Check each line of the records below and collect those holding "gieren".

_ _ _ _ _

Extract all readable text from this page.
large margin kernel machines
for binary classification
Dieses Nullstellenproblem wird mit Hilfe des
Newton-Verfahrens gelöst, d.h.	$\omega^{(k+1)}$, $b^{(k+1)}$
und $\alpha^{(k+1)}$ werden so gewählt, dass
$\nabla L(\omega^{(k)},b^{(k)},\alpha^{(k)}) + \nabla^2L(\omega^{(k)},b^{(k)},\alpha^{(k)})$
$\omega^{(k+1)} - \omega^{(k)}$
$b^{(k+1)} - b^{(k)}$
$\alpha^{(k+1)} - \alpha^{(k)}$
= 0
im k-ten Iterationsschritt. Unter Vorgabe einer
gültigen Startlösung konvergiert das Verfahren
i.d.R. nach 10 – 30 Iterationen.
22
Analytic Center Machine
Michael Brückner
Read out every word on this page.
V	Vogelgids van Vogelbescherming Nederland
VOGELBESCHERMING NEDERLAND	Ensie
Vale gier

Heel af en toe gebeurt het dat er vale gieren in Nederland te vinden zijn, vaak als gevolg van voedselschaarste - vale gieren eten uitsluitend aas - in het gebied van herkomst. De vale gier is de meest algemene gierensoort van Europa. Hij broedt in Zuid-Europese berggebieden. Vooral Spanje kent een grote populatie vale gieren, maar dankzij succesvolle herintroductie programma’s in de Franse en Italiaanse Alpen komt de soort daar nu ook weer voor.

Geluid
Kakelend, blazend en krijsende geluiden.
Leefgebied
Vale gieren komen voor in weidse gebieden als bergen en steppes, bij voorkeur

_ _ _ _ _

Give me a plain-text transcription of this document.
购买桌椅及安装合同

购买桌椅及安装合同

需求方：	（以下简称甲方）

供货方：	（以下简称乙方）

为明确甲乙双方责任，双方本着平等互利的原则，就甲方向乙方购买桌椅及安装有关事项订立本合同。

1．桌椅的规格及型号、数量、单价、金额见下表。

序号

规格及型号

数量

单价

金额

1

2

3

_ _ _ _ _

_The result_.
Heel af en toe gebeurt het dat er vale gieren in Nederland te vinden zijn, vaak als gevolg van voedselschaarste - vale gieren eten uitsluitend aas - in het gebied van herkomst. De vale gier is de meest algemene gierensoort van Europa. Hij broedt in Zuid-Europese berggebieden. Vooral Spanje kent een grote populatie vale gieren, maar dankzij succesvolle herintroductie programma’s in de Franse en Italiaanse Alpen komt de soort daar nu ook weer voor.
Vale gieren komen voor in weidse gebieden als bergen en steppes, bij voorkeur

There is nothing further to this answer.